Direction: Filter the entries and keep only the lines where the string "Helioprojective" appears.

Given data:

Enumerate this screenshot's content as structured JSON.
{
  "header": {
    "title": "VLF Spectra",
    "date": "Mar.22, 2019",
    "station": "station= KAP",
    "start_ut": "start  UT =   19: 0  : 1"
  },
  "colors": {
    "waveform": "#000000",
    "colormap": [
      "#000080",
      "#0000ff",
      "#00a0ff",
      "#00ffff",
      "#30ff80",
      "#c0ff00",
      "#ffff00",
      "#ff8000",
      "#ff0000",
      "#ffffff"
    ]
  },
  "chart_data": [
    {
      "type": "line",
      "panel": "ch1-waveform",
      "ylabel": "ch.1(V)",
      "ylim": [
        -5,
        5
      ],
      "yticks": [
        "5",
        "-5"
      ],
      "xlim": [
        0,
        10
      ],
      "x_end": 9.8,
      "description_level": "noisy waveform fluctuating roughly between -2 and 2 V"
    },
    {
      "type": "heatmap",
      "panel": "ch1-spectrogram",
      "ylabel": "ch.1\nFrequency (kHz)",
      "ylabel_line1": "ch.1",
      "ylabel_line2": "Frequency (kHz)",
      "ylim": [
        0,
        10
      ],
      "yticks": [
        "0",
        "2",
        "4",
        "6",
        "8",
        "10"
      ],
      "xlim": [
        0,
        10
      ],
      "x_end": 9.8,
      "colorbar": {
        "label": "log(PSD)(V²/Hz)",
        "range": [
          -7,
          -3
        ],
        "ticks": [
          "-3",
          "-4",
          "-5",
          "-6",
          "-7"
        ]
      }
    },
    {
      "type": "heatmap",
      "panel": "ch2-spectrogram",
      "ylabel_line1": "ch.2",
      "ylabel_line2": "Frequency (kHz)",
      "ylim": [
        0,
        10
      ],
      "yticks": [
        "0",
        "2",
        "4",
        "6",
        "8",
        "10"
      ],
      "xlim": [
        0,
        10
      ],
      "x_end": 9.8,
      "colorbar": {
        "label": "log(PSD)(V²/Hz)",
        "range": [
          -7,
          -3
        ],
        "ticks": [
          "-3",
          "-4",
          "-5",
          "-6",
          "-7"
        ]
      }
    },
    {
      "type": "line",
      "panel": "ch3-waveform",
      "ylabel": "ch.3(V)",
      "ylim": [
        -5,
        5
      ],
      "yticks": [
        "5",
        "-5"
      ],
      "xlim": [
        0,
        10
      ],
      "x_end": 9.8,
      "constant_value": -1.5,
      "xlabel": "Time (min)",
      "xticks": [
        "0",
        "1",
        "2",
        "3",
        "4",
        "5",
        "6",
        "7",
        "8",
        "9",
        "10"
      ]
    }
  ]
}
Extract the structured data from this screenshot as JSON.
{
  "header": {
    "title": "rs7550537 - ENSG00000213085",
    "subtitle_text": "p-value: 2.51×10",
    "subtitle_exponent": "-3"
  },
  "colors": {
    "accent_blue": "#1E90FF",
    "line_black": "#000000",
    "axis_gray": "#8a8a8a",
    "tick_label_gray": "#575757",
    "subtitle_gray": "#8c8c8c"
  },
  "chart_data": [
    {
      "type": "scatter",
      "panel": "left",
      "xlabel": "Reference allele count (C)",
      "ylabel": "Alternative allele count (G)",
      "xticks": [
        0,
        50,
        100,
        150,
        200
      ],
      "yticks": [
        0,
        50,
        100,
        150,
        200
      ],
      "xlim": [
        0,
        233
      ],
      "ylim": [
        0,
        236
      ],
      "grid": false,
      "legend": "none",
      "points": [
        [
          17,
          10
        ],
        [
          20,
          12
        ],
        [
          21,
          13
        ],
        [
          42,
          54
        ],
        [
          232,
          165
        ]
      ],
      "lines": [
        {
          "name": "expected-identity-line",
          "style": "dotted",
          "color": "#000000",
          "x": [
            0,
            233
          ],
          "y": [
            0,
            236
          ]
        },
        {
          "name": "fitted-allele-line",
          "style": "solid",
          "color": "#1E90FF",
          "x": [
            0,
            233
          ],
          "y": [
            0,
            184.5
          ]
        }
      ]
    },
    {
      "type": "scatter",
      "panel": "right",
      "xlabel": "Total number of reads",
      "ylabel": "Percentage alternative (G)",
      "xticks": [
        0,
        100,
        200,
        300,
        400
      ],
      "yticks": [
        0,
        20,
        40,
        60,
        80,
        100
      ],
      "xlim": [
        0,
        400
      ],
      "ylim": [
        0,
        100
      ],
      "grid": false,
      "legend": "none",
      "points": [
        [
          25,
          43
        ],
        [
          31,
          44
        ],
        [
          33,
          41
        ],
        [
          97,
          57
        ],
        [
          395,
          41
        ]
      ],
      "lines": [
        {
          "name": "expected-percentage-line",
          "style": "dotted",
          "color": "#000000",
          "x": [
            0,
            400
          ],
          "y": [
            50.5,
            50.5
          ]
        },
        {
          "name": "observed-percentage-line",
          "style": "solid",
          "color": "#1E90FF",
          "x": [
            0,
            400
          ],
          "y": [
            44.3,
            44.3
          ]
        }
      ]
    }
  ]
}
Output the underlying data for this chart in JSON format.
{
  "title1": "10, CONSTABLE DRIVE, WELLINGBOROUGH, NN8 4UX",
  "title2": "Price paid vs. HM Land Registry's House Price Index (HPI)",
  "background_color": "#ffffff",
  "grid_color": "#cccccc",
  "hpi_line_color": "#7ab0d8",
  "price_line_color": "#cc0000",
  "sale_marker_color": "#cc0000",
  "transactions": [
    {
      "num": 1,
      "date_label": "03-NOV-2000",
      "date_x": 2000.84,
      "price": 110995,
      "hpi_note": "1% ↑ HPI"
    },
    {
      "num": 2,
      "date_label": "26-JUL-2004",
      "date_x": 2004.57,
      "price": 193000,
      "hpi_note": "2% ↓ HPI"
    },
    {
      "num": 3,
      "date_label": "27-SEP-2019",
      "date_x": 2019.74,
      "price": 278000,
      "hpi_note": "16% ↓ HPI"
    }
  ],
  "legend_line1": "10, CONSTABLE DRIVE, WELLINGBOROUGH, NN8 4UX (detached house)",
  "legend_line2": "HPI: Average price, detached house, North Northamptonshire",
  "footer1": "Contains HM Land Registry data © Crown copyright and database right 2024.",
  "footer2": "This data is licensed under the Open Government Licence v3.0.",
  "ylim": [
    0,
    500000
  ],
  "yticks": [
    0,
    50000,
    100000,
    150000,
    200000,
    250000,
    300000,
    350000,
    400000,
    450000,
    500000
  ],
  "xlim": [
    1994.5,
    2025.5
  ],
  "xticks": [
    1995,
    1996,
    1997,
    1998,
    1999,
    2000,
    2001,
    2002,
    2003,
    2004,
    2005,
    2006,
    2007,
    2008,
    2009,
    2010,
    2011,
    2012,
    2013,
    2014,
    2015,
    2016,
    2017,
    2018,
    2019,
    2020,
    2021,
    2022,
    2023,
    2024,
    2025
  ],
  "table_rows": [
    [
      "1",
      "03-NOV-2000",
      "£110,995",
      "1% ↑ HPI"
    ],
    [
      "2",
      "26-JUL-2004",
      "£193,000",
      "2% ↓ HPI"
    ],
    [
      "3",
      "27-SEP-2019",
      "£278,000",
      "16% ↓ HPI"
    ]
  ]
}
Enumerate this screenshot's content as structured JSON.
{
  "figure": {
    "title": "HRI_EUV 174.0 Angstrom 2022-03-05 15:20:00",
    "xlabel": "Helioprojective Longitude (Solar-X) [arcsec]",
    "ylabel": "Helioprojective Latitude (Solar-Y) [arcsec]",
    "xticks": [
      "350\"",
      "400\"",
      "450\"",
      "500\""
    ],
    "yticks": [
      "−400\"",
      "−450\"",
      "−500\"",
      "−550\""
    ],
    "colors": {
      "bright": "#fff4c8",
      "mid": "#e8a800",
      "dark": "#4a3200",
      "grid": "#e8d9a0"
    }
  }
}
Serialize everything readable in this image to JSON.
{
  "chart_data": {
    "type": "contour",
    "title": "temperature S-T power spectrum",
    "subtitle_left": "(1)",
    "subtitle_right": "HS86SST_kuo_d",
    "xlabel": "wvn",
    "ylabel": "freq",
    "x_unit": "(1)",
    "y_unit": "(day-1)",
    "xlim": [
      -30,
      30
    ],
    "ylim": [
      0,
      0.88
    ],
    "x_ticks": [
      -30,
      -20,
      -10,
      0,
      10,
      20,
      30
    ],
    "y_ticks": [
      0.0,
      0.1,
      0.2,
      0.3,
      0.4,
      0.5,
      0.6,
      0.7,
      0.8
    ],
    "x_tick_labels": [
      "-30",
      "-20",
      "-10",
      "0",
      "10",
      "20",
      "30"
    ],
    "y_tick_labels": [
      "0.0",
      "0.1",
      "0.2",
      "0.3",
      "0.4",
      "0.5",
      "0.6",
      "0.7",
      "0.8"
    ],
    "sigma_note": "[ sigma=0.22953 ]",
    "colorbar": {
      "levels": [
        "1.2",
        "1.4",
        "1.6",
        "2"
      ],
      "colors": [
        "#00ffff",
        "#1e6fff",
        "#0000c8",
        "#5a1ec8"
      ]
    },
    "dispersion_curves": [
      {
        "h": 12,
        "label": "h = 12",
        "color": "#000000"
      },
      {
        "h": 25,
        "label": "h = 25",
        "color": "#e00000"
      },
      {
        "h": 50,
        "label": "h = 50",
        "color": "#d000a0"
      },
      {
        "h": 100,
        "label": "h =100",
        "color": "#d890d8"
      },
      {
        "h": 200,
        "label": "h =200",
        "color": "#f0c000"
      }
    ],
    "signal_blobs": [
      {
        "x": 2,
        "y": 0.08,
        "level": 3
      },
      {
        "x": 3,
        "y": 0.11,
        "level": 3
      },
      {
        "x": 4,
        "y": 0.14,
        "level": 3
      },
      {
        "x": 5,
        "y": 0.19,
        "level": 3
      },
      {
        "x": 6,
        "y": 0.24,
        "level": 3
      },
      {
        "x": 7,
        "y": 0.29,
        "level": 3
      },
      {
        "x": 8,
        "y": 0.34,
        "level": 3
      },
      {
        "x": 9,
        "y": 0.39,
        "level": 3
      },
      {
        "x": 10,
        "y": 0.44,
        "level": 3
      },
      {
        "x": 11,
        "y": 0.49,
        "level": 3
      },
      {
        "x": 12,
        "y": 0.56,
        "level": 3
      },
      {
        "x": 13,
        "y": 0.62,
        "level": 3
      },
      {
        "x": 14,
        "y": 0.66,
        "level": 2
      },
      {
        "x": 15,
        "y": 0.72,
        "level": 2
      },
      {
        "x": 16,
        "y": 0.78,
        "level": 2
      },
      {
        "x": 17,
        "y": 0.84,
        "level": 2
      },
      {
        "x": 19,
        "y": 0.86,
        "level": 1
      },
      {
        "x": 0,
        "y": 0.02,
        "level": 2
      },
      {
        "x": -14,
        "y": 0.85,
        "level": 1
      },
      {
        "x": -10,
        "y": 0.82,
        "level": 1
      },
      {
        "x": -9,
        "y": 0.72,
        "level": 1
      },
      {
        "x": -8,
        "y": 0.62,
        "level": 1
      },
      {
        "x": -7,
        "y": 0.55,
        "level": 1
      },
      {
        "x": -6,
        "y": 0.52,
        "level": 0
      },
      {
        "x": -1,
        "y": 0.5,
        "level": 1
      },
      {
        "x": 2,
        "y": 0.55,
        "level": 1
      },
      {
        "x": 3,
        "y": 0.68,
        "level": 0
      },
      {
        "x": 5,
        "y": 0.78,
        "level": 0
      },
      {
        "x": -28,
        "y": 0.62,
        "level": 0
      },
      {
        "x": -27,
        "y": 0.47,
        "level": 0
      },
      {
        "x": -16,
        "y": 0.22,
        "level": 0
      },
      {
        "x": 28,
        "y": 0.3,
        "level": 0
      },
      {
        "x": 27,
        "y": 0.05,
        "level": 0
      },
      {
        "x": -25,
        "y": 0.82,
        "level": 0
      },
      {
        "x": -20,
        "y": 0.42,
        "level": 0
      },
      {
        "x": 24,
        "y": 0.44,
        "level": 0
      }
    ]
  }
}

Response:
    "xlabel": "Helioprojective Longitude (Solar-X) [arcsec]",
    "ylabel": "Helioprojective Latitude (Solar-Y) [arcsec]",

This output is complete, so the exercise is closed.